* Text excerpt *
# # #

If you’ve ever been to Hong Kong, you’ll have seen that it’s extremely high density, there’s no escape for the HK police, I would expect that everyone knows where they and their families live. That’s a very strong incentive to not beat up your neighbours.

Jen
Jen
Sep 27, 2019 3:18 AM
Reply to  Frank Speaker

Of course everyone knows where the HK police and their families live, that is why the “pro-democracy” protesters are targeting and threatening them.

eddie
eddie
Sep 28, 2019 7:38 PM
Reply to  Loverat

The Chinese irony being that it is little more than 100 years since the Boxer (anti-foreigner) Rebellion was brutally ended, and western missionaries were hiding in fear; Mandarins in Szechuan & Yunnan were beheading rebellious Buddhists, Muslims, & hooligans, fathers were selling their children into slavery for a sack of rice or a box of opium, etc..
The ebbs and flows of recent Chinese history…

Antonym
Antonym
Sep 26, 2019 8:46 AM
Reply to  Jen

Multi-Cultural good for the West or India, bad for China and the Muslim countries: Lefty hypocrisy.

Frank Speaker
Frank Speaker
Sep 26, 2019 9:29 AM
Reply to  Jen

You got any better ideas than this?

Close the border to China.
Close air routes except for freight traffic.
Close the sea routes excep for freight traffic.
Turn off all communications with the rest of the world.

# # #

* Task item *
Print the passage of the comment thread above that begins with "Multi-Cultural good for" and ends with "ideas than this?", copying it word for word.

(Document layout analysis data)
# # #

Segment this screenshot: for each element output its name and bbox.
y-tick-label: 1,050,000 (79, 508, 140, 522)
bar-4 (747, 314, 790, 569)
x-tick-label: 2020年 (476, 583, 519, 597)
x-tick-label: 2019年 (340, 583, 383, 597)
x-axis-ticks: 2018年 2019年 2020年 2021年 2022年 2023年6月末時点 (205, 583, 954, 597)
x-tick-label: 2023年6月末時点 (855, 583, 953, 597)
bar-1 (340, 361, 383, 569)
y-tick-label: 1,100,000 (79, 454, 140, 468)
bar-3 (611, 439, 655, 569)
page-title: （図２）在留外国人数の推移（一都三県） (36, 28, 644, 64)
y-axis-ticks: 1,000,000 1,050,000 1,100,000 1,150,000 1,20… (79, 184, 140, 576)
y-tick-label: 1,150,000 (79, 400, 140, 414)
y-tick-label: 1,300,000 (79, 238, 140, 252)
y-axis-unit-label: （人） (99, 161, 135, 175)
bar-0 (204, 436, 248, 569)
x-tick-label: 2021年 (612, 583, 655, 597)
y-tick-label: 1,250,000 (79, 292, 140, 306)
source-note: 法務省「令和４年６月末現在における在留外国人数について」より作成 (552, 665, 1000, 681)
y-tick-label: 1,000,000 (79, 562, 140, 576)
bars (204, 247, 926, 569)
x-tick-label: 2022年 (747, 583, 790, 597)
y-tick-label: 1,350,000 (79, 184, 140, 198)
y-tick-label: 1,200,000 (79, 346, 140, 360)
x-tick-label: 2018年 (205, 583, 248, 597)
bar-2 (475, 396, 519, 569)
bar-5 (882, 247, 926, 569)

# # #

* Exercise result *
Multi-Cultural good for the West or India, bad for China and the Muslim countries: Lefty hypocrisy.

Frank Speaker
Frank Speaker
Sep 26, 2019 9:29 AM
Reply to  Jen

You got any better ideas than this?